• **WHAT TO WORK ON**: Extract every line that contains the word "xlabel".

========================================

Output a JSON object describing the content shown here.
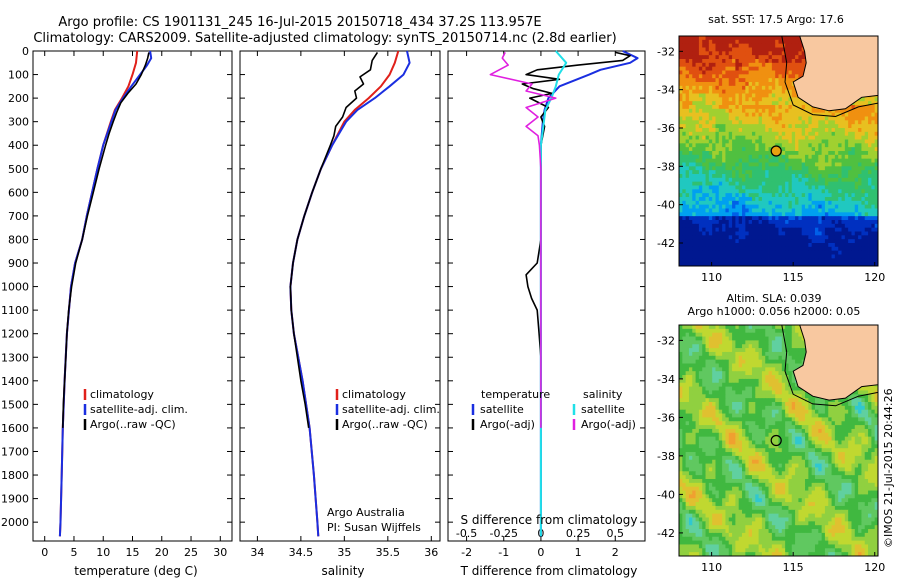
{
  "header": {
    "line1": "Argo profile: CS 1901131_245 16-Jul-2015 20150718_434 37.2S 113.957E",
    "line2": "Climatology: CARS2009. Satellite-adjusted climatology: synTS_20150714.nc (2.8d earlier)"
  },
  "credit": "©IMOS 21-Jul-2015 20:44:26",
  "colors": {
    "climatology": "#e0201a",
    "satellite": "#1a2ee0",
    "argo": "#000000",
    "sal_satellite": "#20e0e8",
    "sal_argo": "#e020e0",
    "land": "#f8c8a0"
  },
  "chart_data": [
    {
      "type": "line",
      "panel": "temperature",
      "xlabel": "temperature (deg C)",
      "ylabel": "",
      "xlim": [
        -2,
        32
      ],
      "ylim": [
        2080,
        0
      ],
      "xticks": [
        0,
        5,
        10,
        15,
        20,
        25,
        30
      ],
      "yticks": [
        0,
        100,
        200,
        300,
        400,
        500,
        600,
        700,
        800,
        900,
        1000,
        1100,
        1200,
        1300,
        1400,
        1500,
        1600,
        1700,
        1800,
        1900,
        2000
      ],
      "legend": [
        "climatology",
        "satellite-adj. clim.",
        "Argo(..raw -QC)"
      ],
      "legend_position": "lower-center",
      "series": [
        {
          "name": "climatology",
          "depth": [
            0,
            50,
            100,
            150,
            200,
            250,
            300,
            400,
            500,
            600,
            700,
            800,
            900,
            1000,
            1200,
            1400,
            1600,
            1800,
            2000,
            2060
          ],
          "values": [
            15.8,
            15.6,
            15.0,
            14.3,
            13.2,
            12.0,
            11.3,
            10.0,
            9.0,
            8.1,
            7.2,
            6.4,
            5.2,
            4.5,
            3.8,
            3.4,
            3.1,
            2.9,
            2.7,
            2.6
          ]
        },
        {
          "name": "satellite-adj. clim.",
          "depth": [
            0,
            30,
            60,
            100,
            150,
            200,
            250,
            300,
            400,
            500,
            600,
            700,
            800,
            900,
            1000,
            1200,
            1400,
            1600,
            1800,
            2000,
            2060
          ],
          "values": [
            18.0,
            18.2,
            17.5,
            16.3,
            14.8,
            13.4,
            12.1,
            11.4,
            10.0,
            9.0,
            8.1,
            7.2,
            6.4,
            5.2,
            4.5,
            3.8,
            3.4,
            3.1,
            2.9,
            2.7,
            2.6
          ]
        },
        {
          "name": "Argo(..raw -QC)",
          "depth": [
            6,
            30,
            60,
            100,
            140,
            180,
            220,
            260,
            300,
            350,
            400,
            500,
            600,
            700,
            800,
            900,
            1000,
            1100,
            1200,
            1300,
            1400,
            1500,
            1600
          ],
          "values": [
            17.8,
            17.6,
            17.2,
            16.5,
            15.6,
            14.2,
            13.0,
            12.3,
            11.7,
            11.0,
            10.4,
            9.3,
            8.3,
            7.3,
            6.4,
            5.3,
            4.6,
            4.1,
            3.8,
            3.6,
            3.4,
            3.2,
            3.1
          ]
        }
      ]
    },
    {
      "type": "line",
      "panel": "salinity",
      "xlabel": "salinity",
      "xlim": [
        33.8,
        36.1
      ],
      "ylim": [
        2080,
        0
      ],
      "xticks": [
        34,
        34.5,
        35,
        35.5,
        36
      ],
      "legend": [
        "climatology",
        "satellite-adj. clim.",
        "Argo(..raw -QC)"
      ],
      "annotation_lines": [
        "Argo Australia",
        "PI: Susan Wijffels"
      ],
      "series": [
        {
          "name": "climatology",
          "depth": [
            0,
            50,
            100,
            150,
            200,
            250,
            300,
            400,
            500,
            600,
            700,
            800,
            900,
            1000,
            1100,
            1200,
            1400,
            1600,
            1800,
            2000,
            2060
          ],
          "values": [
            35.62,
            35.58,
            35.52,
            35.42,
            35.28,
            35.12,
            35.0,
            34.86,
            34.73,
            34.63,
            34.54,
            34.46,
            34.41,
            34.38,
            34.39,
            34.42,
            34.52,
            34.6,
            34.65,
            34.69,
            34.7
          ]
        },
        {
          "name": "satellite-adj. clim.",
          "depth": [
            0,
            50,
            100,
            150,
            200,
            250,
            300,
            400,
            500,
            600,
            700,
            800,
            900,
            1000,
            1100,
            1200,
            1400,
            1600,
            1800,
            2000,
            2060
          ],
          "values": [
            35.72,
            35.75,
            35.68,
            35.52,
            35.35,
            35.15,
            35.02,
            34.86,
            34.73,
            34.63,
            34.54,
            34.46,
            34.41,
            34.38,
            34.39,
            34.42,
            34.52,
            34.6,
            34.65,
            34.69,
            34.7
          ]
        },
        {
          "name": "Argo(..raw -QC)",
          "depth": [
            6,
            40,
            80,
            110,
            140,
            170,
            200,
            240,
            280,
            320,
            360,
            400,
            500,
            600,
            700,
            800,
            900,
            1000,
            1100,
            1200,
            1300,
            1400,
            1500,
            1600
          ],
          "values": [
            35.38,
            35.32,
            35.3,
            35.18,
            35.22,
            35.12,
            35.14,
            35.02,
            34.98,
            34.9,
            34.88,
            34.84,
            34.73,
            34.63,
            34.54,
            34.46,
            34.41,
            34.38,
            34.39,
            34.42,
            34.46,
            34.5,
            34.55,
            34.59
          ]
        }
      ]
    },
    {
      "type": "line",
      "panel": "difference",
      "xlabel": "T difference from climatology",
      "x2label": "S difference from climatology",
      "xlim": [
        -2.5,
        2.8
      ],
      "x2lim": [
        -0.625,
        0.7
      ],
      "ylim": [
        2080,
        0
      ],
      "xticks": [
        -2,
        -1,
        0,
        1,
        2
      ],
      "x2ticks": [
        -0.5,
        -0.25,
        0,
        0.25,
        0.5
      ],
      "x2ticklabels": [
        "-0.5",
        "-0.25",
        "0",
        "0.25",
        "0.5"
      ],
      "legend_temperature": [
        "temperature",
        "satellite",
        "Argo(-adj)"
      ],
      "legend_salinity": [
        "salinity",
        "satellite",
        "Argo(-adj)"
      ],
      "series": [
        {
          "name": "satellite",
          "group": "temperature",
          "depth": [
            0,
            30,
            50,
            80,
            100,
            150,
            200,
            250,
            300,
            400,
            500,
            2060
          ],
          "values": [
            2.2,
            2.6,
            2.4,
            1.6,
            1.3,
            0.5,
            0.2,
            0.1,
            0.05,
            0.0,
            0.0,
            0.0
          ]
        },
        {
          "name": "Argo(-adj)",
          "group": "temperature",
          "depth": [
            6,
            20,
            40,
            60,
            80,
            100,
            120,
            140,
            160,
            180,
            200,
            240,
            280,
            320,
            400,
            500,
            600,
            800,
            900,
            950,
            1000,
            1050,
            1100,
            1200,
            1300,
            1400,
            1500,
            1600
          ],
          "values": [
            2.0,
            2.4,
            2.2,
            1.0,
            -0.1,
            -0.4,
            0.5,
            -0.5,
            -0.2,
            0.3,
            -0.3,
            0.2,
            0.0,
            0.1,
            0.0,
            0.0,
            0.0,
            0.0,
            -0.1,
            -0.4,
            -0.35,
            -0.25,
            -0.1,
            -0.05,
            0.0,
            0.0,
            0.0,
            0.0
          ]
        },
        {
          "name": "satellite",
          "group": "salinity",
          "depth": [
            0,
            50,
            100,
            150,
            200,
            250,
            300,
            400,
            500,
            2060
          ],
          "values": [
            0.1,
            0.17,
            0.12,
            0.1,
            0.07,
            0.03,
            0.02,
            0.0,
            0.0,
            0.0
          ]
        },
        {
          "name": "Argo(-adj)",
          "group": "salinity",
          "depth": [
            6,
            30,
            60,
            100,
            140,
            170,
            200,
            240,
            280,
            320,
            360,
            400,
            500,
            600,
            800,
            1000,
            1200,
            1400,
            1600
          ],
          "values": [
            -0.24,
            -0.26,
            -0.22,
            -0.34,
            -0.06,
            -0.1,
            0.1,
            -0.1,
            -0.02,
            -0.1,
            -0.02,
            -0.01,
            0.0,
            0.0,
            0.0,
            0.0,
            0.0,
            0.0,
            0.0
          ]
        }
      ]
    },
    {
      "type": "heatmap",
      "panel": "sst-map",
      "title": "sat. SST: 17.5 Argo: 17.6",
      "xlim": [
        108,
        120.2
      ],
      "ylim": [
        -43.2,
        -31.2
      ],
      "xticks": [
        110,
        115,
        120
      ],
      "yticks": [
        -32,
        -34,
        -36,
        -38,
        -40,
        -42
      ],
      "float_position": {
        "lon": 113.957,
        "lat": -37.2
      }
    },
    {
      "type": "heatmap",
      "panel": "sla-map",
      "title_lines": [
        "Altim. SLA: 0.039",
        "Argo h1000: 0.056 h2000: 0.05"
      ],
      "xlim": [
        108,
        120.2
      ],
      "ylim": [
        -43.2,
        -31.2
      ],
      "xticks": [
        110,
        115,
        120
      ],
      "yticks": [
        -32,
        -34,
        -36,
        -38,
        -40,
        -42
      ],
      "float_position": {
        "lon": 113.957,
        "lat": -37.2
      }
    }
  ]
}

========================================

• **CORRECT RESPONSE**:
      "xlabel": "temperature (deg C)",
      "xlabel": "salinity",
      "xlabel": "T difference from climatology",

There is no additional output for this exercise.